▶ QUOTED TEXT

● ● ● ●

# Simple way to flower Syngonanthus



## Coralite (Nov 29, 2008)

Pop a large healthy stem of Syngonanthus in a narrow bag with very little water, keep it in moderate, indirect light and the plant will reward you with a bloom. I store a lot of plants this way and they do this often within a week or two. This is Syngonanthus "*****"


----------



## Cavan Allen (Jul 22, 2004)

Nice! Great job. Now let's see that that plant gets to where it needs to go...


----------



## Coralite (Nov 29, 2008)

Cavan Allen said:


> Nice! Great job. Now let's see that that plant gets to where it needs to go...


Where does it need to go? I already pulled it out of the bag so I could take pictures for *your* enjoyment.


----------



## StrungOut (Nov 8, 2004)

Very good, bump


----------



## kyle2088 (Jun 28, 2005)

● ● ● ●

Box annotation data
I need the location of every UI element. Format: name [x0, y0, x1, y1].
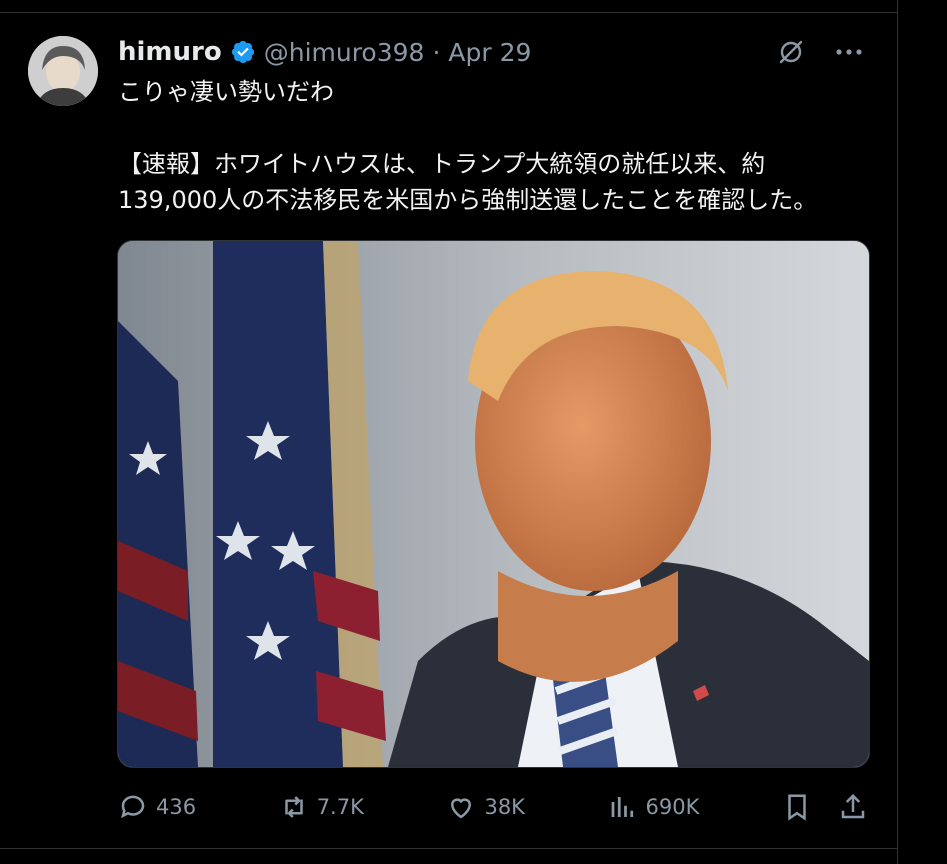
views-button[interactable]: 690K — [608, 792, 700, 822]
top-divider — [0, 12, 897, 13]
views-count: 690K — [645, 795, 700, 819]
separator-dot: · — [432, 37, 441, 67]
more-icon[interactable] — [833, 36, 865, 68]
like-count: 38K — [484, 795, 525, 819]
right-actions — [782, 792, 868, 822]
repost-icon — [284, 796, 303, 818]
bookmark-button[interactable] — [782, 792, 812, 822]
share-icon — [841, 793, 865, 819]
author-name[interactable]: himuro — [118, 37, 222, 67]
bookmark-icon — [788, 794, 806, 821]
bottom-divider — [0, 848, 897, 849]
tweet-date[interactable]: Apr 29 — [448, 38, 531, 67]
reply-count: 436 — [156, 795, 197, 819]
repost-count: 7.7K — [316, 795, 364, 819]
share-button[interactable] — [838, 792, 868, 822]
tweet-actions: 436 7.7K 38K 690K — [118, 790, 868, 824]
heart-icon — [451, 798, 472, 819]
tweet-top-actions — [775, 36, 865, 68]
tweet-text: こりゃ凄い勢いだわ 【速報】ホワイトハウスは、トランプ大統領の就任以来、約 13… — [118, 78, 818, 214]
right-divider — [897, 0, 898, 864]
views-icon — [611, 797, 633, 817]
verified-badge-icon — [231, 40, 254, 64]
reply-icon — [121, 795, 145, 819]
author-handle[interactable]: @himuro398 — [264, 38, 425, 67]
tweet-image[interactable] — [117, 240, 870, 768]
reply-button[interactable]: 436 — [118, 792, 196, 822]
repost-button[interactable]: 7.7K — [279, 792, 364, 822]
tweet-header: himuro @himuro398 · Apr 29 — [118, 36, 531, 68]
grok-icon[interactable] — [775, 36, 807, 68]
like-button[interactable]: 38K — [446, 792, 525, 822]
avatar[interactable] — [28, 36, 98, 106]
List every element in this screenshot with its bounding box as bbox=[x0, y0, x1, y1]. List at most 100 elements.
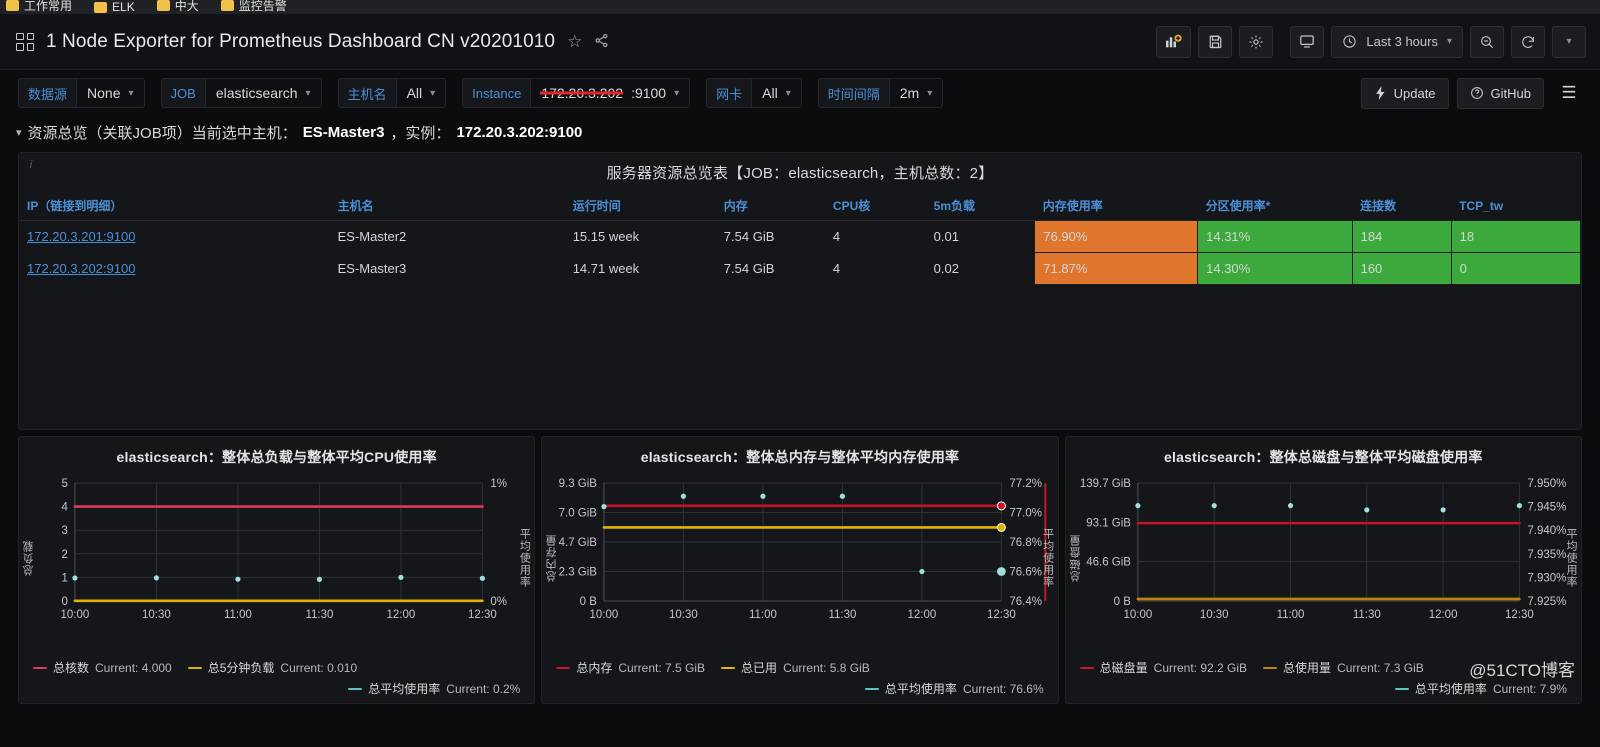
variable-label: JOB bbox=[160, 78, 205, 108]
column-header-part-usage[interactable]: 分区使用率* bbox=[1197, 193, 1353, 221]
bookmark-item[interactable]: ELK bbox=[94, 0, 135, 14]
hamburger-icon[interactable]: ☰ bbox=[1552, 78, 1586, 109]
add-panel-icon[interactable] bbox=[1156, 25, 1192, 58]
variable-label: 数据源 bbox=[18, 78, 77, 108]
svg-text:76.8%: 76.8% bbox=[1010, 537, 1043, 549]
column-header-cpu[interactable]: CPU核 bbox=[824, 193, 926, 221]
legend-series-name: 总平均使用率 bbox=[1414, 682, 1487, 696]
ip-link[interactable]: 172.20.3.202:9100 bbox=[27, 261, 135, 276]
svg-text:4: 4 bbox=[62, 502, 69, 514]
info-icon[interactable]: i bbox=[24, 157, 38, 173]
folder-icon bbox=[94, 1, 108, 13]
legend-series-value: Current: 7.3 GiB bbox=[1337, 660, 1424, 675]
variable-value-dropdown[interactable]: 2m ▾ bbox=[888, 78, 944, 108]
legend-item[interactable]: 总内存 Current: 7.5 GiB bbox=[556, 659, 705, 676]
svg-text:76.4%: 76.4% bbox=[1010, 596, 1043, 608]
chart-svg: 0 1 2 3 4 5 0% 1% 10:00 10:30 11:00 11:30 12:00 12:30 bbox=[61, 478, 507, 621]
ip-link[interactable]: 172.20.3.201:9100 bbox=[27, 229, 135, 244]
svg-text:11:00: 11:00 bbox=[749, 609, 777, 621]
svg-text:11:00: 11:00 bbox=[1276, 609, 1304, 621]
variable-label: 时间间隔 bbox=[817, 78, 889, 108]
cell-mem-usage: 71.87% bbox=[1034, 252, 1199, 285]
refresh-interval-dropdown[interactable]: ▾ bbox=[1552, 25, 1586, 58]
legend-series-name: 总已用 bbox=[741, 661, 778, 675]
legend-item[interactable]: 总核数 Current: 4.000 bbox=[33, 659, 172, 676]
variable-nic: 网卡 All ▾ bbox=[706, 78, 802, 108]
bookmark-item[interactable]: 工作常用 bbox=[6, 0, 72, 14]
legend: 总核数 Current: 4.000 总5分钟负载 Current: 0.010… bbox=[19, 657, 534, 699]
column-header-mem-usage[interactable]: 内存使用率 bbox=[1034, 193, 1198, 221]
variable-label: Instance bbox=[462, 78, 531, 108]
cell-ip[interactable]: 172.20.3.202:9100 bbox=[19, 253, 330, 285]
legend-series-value: Current: 0.2% bbox=[446, 681, 521, 696]
bookmark-item[interactable]: 监控告警 bbox=[220, 0, 287, 14]
bookmark-item[interactable]: 中大 bbox=[156, 0, 199, 14]
github-button[interactable]: GitHub bbox=[1456, 77, 1544, 109]
server-overview-table: IP（链接到明细） 主机名 运行时间 内存 CPU核 5m负载 内存使用率 分区… bbox=[19, 193, 1582, 285]
row-header-resource-overview[interactable]: ▾ 资源总览（关联JOB项）当前选中主机： ES-Master3 ，实例： 17… bbox=[0, 116, 1600, 148]
zoom-out-icon[interactable] bbox=[1470, 25, 1504, 58]
legend-item[interactable]: 总平均使用率 Current: 7.9% bbox=[1394, 680, 1567, 697]
variable-label: 网卡 bbox=[706, 78, 752, 108]
legend: 总内存 Current: 7.5 GiB 总已用 Current: 5.8 Gi… bbox=[542, 657, 1057, 699]
time-range-picker[interactable]: Last 3 hours ▾ bbox=[1331, 25, 1463, 58]
panel-title: elasticsearch：整体总内存与整体平均内存使用率 bbox=[640, 449, 960, 465]
legend-series-name: 总平均使用率 bbox=[884, 682, 957, 696]
legend-series-name: 总内存 bbox=[576, 661, 613, 675]
share-icon[interactable] bbox=[594, 33, 609, 51]
legend-item[interactable]: 总平均使用率 Current: 0.2% bbox=[348, 680, 520, 697]
gear-icon[interactable] bbox=[1239, 25, 1274, 58]
column-header-memory[interactable]: 内存 bbox=[715, 193, 825, 221]
variable-value-dropdown[interactable]: elasticsearch ▾ bbox=[204, 78, 322, 108]
cell-memory: 7.54 GiB bbox=[723, 261, 775, 276]
refresh-icon[interactable] bbox=[1511, 25, 1545, 58]
bookmark-label: 中大 bbox=[174, 0, 199, 13]
svg-text:93.1 GiB: 93.1 GiB bbox=[1086, 517, 1131, 529]
row-selected-host: ES-Master3 bbox=[302, 123, 385, 141]
chevron-down-icon: ▾ bbox=[305, 87, 311, 99]
column-header-conns[interactable]: 连接数 bbox=[1352, 193, 1452, 221]
variable-value-dropdown[interactable]: 172.20.3.202:9100 ▾ bbox=[530, 78, 691, 108]
variable-interval: 时间间隔 2m ▾ bbox=[817, 78, 944, 108]
variable-instance: Instance 172.20.3.202:9100 ▾ bbox=[462, 78, 691, 108]
variable-value-dropdown[interactable]: None ▾ bbox=[76, 78, 145, 108]
chevron-down-icon: ▾ bbox=[1566, 36, 1572, 47]
save-icon[interactable] bbox=[1198, 25, 1233, 58]
variable-value-suffix: :9100 bbox=[631, 85, 667, 101]
legend-item[interactable]: 总使用量 Current: 7.3 GiB bbox=[1263, 659, 1424, 676]
column-header-tcptw[interactable]: TCP_tw bbox=[1451, 193, 1581, 221]
legend-series-name: 总平均使用率 bbox=[368, 682, 441, 696]
column-header-ip[interactable]: IP（链接到明细） bbox=[19, 193, 330, 221]
star-icon[interactable]: ☆ bbox=[567, 33, 582, 50]
chart-svg: 0 B 2.3 GiB 4.7 GiB 7.0 GiB 9.3 GiB 76.4% 76.6… bbox=[559, 478, 1047, 621]
cell-uptime: 15.15 week bbox=[572, 229, 640, 245]
variable-value-dropdown[interactable]: All ▾ bbox=[751, 78, 802, 108]
legend: 总磁盘量 Current: 92.2 GiB 总使用量 Current: 7.3… bbox=[1066, 657, 1581, 699]
plot-area: 总负载 平均使用率 0 1 2 3 4 5 0% 1% 10:00 10:30 11:00 11:30… bbox=[19, 473, 534, 643]
column-header-uptime[interactable]: 运行时间 bbox=[564, 193, 716, 221]
legend-item[interactable]: 总磁盘量 Current: 92.2 GiB bbox=[1079, 659, 1247, 676]
svg-text:46.6 GiB: 46.6 GiB bbox=[1086, 557, 1131, 569]
svg-text:7.925%: 7.925% bbox=[1527, 596, 1566, 608]
svg-text:7.940%: 7.940% bbox=[1527, 525, 1566, 537]
cell-hostname: ES-Master2 bbox=[337, 229, 407, 245]
chevron-down-icon: ▾ bbox=[674, 87, 680, 99]
cell-mem-usage: 76.90% bbox=[1034, 220, 1199, 253]
chevron-down-icon: ▾ bbox=[785, 87, 791, 99]
column-header-hostname[interactable]: 主机名 bbox=[329, 193, 565, 221]
cell-ip[interactable]: 172.20.3.201:9100 bbox=[19, 221, 330, 253]
variable-value-dropdown[interactable]: All ▾ bbox=[395, 78, 447, 108]
legend-item[interactable]: 总平均使用率 Current: 76.6% bbox=[864, 680, 1044, 697]
legend-series-value: Current: 7.9% bbox=[1492, 681, 1567, 696]
cell-conns: 160 bbox=[1351, 252, 1452, 285]
update-button[interactable]: Update bbox=[1360, 77, 1449, 109]
legend-series-value: Current: 4.000 bbox=[95, 660, 172, 675]
bookmark-label: 监控告警 bbox=[238, 0, 287, 13]
legend-item[interactable]: 总5分钟负载 Current: 0.010 bbox=[187, 659, 357, 676]
legend-item[interactable]: 总已用 Current: 5.8 GiB bbox=[721, 659, 870, 676]
server-overview-table-panel: i 服务器资源总览表【JOB：elasticsearch，主机总数：2】 IP（… bbox=[18, 152, 1582, 430]
dashboard-title-group: 1 Node Exporter for Prometheus Dashboard… bbox=[16, 31, 609, 53]
variable-value: All bbox=[762, 85, 778, 101]
column-header-load5m[interactable]: 5m负载 bbox=[925, 193, 1035, 221]
tv-mode-icon[interactable] bbox=[1290, 25, 1325, 58]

● ● ● ●

▶ WHAT THIS EXERCISE ASKS
- A) Put the lines of the records into a numbered list, skipping blank lines, starting with the line with "variable-label: JOB bbox=[160, 78, 205, 108]" and going on through the line with "add-panel-icon[interactable] bbox=[1156, 25, 1192, 58]".
- B) Write the next part of the forum thread on flowering Syngonanthus, picking up after its last line.

▶ THE REPLIES
- A)
1. variable-label: JOB bbox=[160, 78, 205, 108]
2. column-header-part-usage[interactable]: 分区使用率* bbox=[1197, 193, 1353, 221]
3. bookmark-item[interactable]: ELK bbox=[94, 0, 135, 14]
4. hamburger-icon[interactable]: ☰ bbox=[1552, 78, 1586, 109]
5. add-panel-icon[interactable] bbox=[1156, 25, 1192, 58]

- B)
Thanks for the info Coralite

How do you store the planrs it?

Via seeds in a fridge or in the bag for how long?

Thx


----------



## miremonster (Mar 26, 2006)

Great, I didn't think that it can be so easy!


> Where does it need to go? I already pulled it out of the bag so I could take pictures for your enjoyment.


 I fear that's not enough for ID  It needs to be sent to Cavan. Syngonanthus species and all other plants of the damned Eriocaulaceae family are distinguished by details of the flowers that have to be checked with microscope etc.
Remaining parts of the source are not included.